>> BEGIN Records shown

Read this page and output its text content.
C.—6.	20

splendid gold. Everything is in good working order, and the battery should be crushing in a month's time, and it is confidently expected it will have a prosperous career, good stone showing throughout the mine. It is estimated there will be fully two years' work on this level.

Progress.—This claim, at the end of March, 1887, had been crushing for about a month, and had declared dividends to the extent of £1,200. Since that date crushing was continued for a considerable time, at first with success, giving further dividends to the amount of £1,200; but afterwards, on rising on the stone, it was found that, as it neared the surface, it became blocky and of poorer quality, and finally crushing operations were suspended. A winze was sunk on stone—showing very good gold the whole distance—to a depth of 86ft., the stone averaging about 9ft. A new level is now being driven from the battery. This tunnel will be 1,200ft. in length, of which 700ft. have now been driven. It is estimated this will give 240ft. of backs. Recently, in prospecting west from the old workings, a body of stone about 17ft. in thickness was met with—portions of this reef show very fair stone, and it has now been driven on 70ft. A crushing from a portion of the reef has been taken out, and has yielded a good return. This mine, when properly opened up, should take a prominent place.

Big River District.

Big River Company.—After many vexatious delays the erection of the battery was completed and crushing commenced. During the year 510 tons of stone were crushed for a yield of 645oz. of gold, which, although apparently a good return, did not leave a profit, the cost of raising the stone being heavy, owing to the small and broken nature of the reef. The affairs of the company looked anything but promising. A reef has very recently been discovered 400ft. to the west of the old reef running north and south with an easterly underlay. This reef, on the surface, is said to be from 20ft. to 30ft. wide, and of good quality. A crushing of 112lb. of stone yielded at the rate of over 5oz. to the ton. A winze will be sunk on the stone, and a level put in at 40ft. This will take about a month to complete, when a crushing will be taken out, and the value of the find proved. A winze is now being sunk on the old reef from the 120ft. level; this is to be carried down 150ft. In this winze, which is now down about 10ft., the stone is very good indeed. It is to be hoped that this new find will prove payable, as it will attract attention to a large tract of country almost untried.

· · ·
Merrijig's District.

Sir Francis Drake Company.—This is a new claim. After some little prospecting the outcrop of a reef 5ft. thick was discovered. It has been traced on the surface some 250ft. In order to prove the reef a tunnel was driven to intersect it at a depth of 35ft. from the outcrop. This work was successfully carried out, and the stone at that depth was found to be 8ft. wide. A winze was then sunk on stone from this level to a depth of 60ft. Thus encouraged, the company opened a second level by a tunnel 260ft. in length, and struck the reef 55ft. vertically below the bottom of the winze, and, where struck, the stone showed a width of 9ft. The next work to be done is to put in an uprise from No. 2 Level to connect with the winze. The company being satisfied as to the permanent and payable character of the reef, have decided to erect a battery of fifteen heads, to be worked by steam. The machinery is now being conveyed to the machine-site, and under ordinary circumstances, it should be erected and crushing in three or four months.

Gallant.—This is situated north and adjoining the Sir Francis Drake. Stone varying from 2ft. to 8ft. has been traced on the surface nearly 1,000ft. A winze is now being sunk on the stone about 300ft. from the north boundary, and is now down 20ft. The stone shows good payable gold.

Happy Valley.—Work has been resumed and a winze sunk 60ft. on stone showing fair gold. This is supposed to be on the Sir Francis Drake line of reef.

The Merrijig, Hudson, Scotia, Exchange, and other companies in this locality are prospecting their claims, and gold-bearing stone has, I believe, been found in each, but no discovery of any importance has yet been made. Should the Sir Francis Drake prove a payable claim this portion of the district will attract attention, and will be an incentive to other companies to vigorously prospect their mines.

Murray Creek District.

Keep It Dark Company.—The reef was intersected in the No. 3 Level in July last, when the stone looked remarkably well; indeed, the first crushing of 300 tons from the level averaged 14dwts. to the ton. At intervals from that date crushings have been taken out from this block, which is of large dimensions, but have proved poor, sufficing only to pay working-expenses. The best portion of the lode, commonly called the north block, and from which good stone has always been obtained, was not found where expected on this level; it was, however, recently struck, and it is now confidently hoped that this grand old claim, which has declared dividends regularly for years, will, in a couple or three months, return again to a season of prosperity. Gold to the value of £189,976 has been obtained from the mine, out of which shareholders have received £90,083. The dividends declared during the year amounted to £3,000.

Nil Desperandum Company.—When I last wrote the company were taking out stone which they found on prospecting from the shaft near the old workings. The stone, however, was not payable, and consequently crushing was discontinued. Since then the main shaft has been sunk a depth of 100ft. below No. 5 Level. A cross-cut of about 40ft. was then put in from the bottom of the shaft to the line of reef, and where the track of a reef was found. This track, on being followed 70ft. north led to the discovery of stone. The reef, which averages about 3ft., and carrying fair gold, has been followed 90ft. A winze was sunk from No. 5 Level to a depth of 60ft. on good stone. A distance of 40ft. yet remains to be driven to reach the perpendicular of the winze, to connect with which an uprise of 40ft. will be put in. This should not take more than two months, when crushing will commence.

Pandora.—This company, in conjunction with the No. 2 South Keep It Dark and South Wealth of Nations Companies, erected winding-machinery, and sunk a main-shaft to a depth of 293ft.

>> END Records shown

### The exercise
Output the listing above exactly as it appears.

### Correct result
Read this page and output its text content.
C.—6.	20

splendid gold. Everything is in good working order, and the battery should be crushing in a month's time, and it is confidently expected it will have a prosperous career, good stone showing throughout the mine. It is estimated there will be fully two years' work on this level.

Progress.—This claim, at the end of March, 1887, had been crushing for about a month, and had declared dividends to the extent of £1,200. Since that date crushing was continued for a considerable time, at first with success, giving further dividends to the amount of £1,200; but afterwards, on rising on the stone, it was found that, as it neared the surface, it became blocky and of poorer quality, and finally crushing operations were suspended. A winze was sunk on stone—showing very good gold the whole distance—to a depth of 86ft., the stone averaging about 9ft. A new level is now being driven from the battery. This tunnel will be 1,200ft. in length, of which 700ft. have now been driven. It is estimated this will give 240ft. of backs. Recently, in prospecting west from the old workings, a body of stone about 17ft. in thickness was met with—portions of this reef show very fair stone, and it has now been driven on 70ft. A crushing from a portion of the reef has been taken out, and has yielded a good return. This mine, when properly opened up, should take a prominent place.

Big River District.

Big River Company.—After many vexatious delays the erection of the battery was completed and crushing commenced. During the year 510 tons of stone were crushed for a yield of 645oz. of gold, which, although apparently a good return, did not leave a profit, the cost of raising the stone being heavy, owing to the small and broken nature of the reef. The affairs of the company looked anything but promising. A reef has very recently been discovered 400ft. to the west of the old reef running north and south with an easterly underlay. This reef, on the surface, is said to be from 20ft. to 30ft. wide, and of good quality. A crushing of 112lb. of stone yielded at the rate of over 5oz. to the ton. A winze will be sunk on the stone, and a level put in at 40ft. This will take about a month to complete, when a crushing will be taken out, and the value of the find proved. A winze is now being sunk on the old reef from the 120ft. level; this is to be carried down 150ft. In this winze, which is now down about 10ft., the stone is very good indeed. It is to be hoped that this new find will prove payable, as it will attract attention to a large tract of country almost untried.

· · ·
Merrijig's District.

Sir Francis Drake Company.—This is a new claim. After some little prospecting the outcrop of a reef 5ft. thick was discovered. It has been traced on the surface some 250ft. In order to prove the reef a tunnel was driven to intersect it at a depth of 35ft. from the outcrop. This work was successfully carried out, and the stone at that depth was found to be 8ft. wide. A winze was then sunk on stone from this level to a depth of 60ft. Thus encouraged, the company opened a second level by a tunnel 260ft. in length, and struck the reef 55ft. vertically below the bottom of the winze, and, where struck, the stone showed a width of 9ft. The next work to be done is to put in an uprise from No. 2 Level to connect with the winze. The company being satisfied as to the permanent and payable character of the reef, have decided to erect a battery of fifteen heads, to be worked by steam. The machinery is now being conveyed to the machine-site, and under ordinary circumstances, it should be erected and crushing in three or four months.

Gallant.—This is situated north and adjoining the Sir Francis Drake. Stone varying from 2ft. to 8ft. has been traced on the surface nearly 1,000ft. A winze is now being sunk on the stone about 300ft. from the north boundary, and is now down 20ft. The stone shows good payable gold.

Happy Valley.—Work has been resumed and a winze sunk 60ft. on stone showing fair gold. This is supposed to be on the Sir Francis Drake line of reef.

The Merrijig, Hudson, Scotia, Exchange, and other companies in this locality are prospecting their claims, and gold-bearing stone has, I believe, been found in each, but no discovery of any importance has yet been made. Should the Sir Francis Drake prove a payable claim this portion of the district will attract attention, and will be an incentive to other companies to vigorously prospect their mines.

Murray Creek District.

Keep It Dark Company.—The reef was intersected in the No. 3 Level in July last, when the stone looked remarkably well; indeed, the first crushing of 300 tons from the level averaged 14dwts. to the ton. At intervals from that date crushings have been taken out from this block, which is of large dimensions, but have proved poor, sufficing only to pay working-expenses. The best portion of the lode, commonly called the north block, and from which good stone has always been obtained, was not found where expected on this level; it was, however, recently struck, and it is now confidently hoped that this grand old claim, which has declared dividends regularly for years, will, in a couple or three months, return again to a season of prosperity. Gold to the value of £189,976 has been obtained from the mine, out of which shareholders have received £90,083. The dividends declared during the year amounted to £3,000.

Nil Desperandum Company.—When I last wrote the company were taking out stone which they found on prospecting from the shaft near the old workings. The stone, however, was not payable, and consequently crushing was discontinued. Since then the main shaft has been sunk a depth of 100ft. below No. 5 Level. A cross-cut of about 40ft. was then put in from the bottom of the shaft to the line of reef, and where the track of a reef was found. This track, on being followed 70ft. north led to the discovery of stone. The reef, which averages about 3ft., and carrying fair gold, has been followed 90ft. A winze was sunk from No. 5 Level to a depth of 60ft. on good stone. A distance of 40ft. yet remains to be driven to reach the perpendicular of the winze, to connect with which an uprise of 40ft. will be put in. This should not take more than two months, when crushing will commence.

Pandora.—This company, in conjunction with the No. 2 South Keep It Dark and South Wealth of Nations Companies, erected winding-machinery, and sunk a main-shaft to a depth of 293ft.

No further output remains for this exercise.